Extract every line from the records below that contains the word "koji".

+ + + + +

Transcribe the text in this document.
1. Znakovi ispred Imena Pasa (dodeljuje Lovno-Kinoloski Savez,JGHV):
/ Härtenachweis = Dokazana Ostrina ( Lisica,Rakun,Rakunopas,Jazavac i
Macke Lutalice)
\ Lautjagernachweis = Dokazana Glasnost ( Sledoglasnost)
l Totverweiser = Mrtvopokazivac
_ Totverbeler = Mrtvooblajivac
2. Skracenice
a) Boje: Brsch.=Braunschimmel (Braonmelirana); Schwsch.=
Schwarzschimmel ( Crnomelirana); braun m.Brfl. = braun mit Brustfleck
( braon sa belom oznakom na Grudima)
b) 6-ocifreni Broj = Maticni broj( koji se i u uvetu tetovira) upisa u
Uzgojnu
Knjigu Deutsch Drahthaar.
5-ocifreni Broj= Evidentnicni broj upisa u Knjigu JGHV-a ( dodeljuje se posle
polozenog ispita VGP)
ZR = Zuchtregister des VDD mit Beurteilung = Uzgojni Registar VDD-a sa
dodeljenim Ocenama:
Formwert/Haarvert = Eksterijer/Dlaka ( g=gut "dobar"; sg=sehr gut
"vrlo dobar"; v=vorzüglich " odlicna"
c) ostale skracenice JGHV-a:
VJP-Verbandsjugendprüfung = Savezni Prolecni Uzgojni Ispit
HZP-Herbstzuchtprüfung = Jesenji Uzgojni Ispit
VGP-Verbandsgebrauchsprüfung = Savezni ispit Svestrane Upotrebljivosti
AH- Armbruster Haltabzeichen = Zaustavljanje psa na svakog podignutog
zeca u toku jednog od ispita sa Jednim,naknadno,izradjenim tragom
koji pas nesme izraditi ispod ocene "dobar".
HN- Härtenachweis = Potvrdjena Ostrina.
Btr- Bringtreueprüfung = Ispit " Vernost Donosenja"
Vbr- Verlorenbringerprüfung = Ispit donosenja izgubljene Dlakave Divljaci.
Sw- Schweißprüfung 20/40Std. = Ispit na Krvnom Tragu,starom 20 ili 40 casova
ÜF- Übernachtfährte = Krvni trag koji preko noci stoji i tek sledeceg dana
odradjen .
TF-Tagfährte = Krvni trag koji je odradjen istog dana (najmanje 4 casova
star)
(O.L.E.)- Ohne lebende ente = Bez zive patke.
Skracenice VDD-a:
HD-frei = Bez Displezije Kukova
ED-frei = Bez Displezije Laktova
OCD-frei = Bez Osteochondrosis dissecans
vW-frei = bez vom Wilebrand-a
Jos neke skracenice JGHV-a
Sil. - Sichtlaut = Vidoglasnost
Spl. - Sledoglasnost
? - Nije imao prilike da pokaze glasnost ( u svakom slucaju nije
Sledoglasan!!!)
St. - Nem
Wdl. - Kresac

+ + + + +

EXERCISE OUTPUT
b) 6-ocifreni Broj = Maticni broj( koji se i u uvetu tetovira) upisa u
koji pas nesme izraditi ispod ocene "dobar".
ÜF- Übernachtfährte = Krvni trag koji preko noci stoji i tek sledeceg dana
TF-Tagfährte = Krvni trag koji je odradjen istog dana (najmanje 4 casova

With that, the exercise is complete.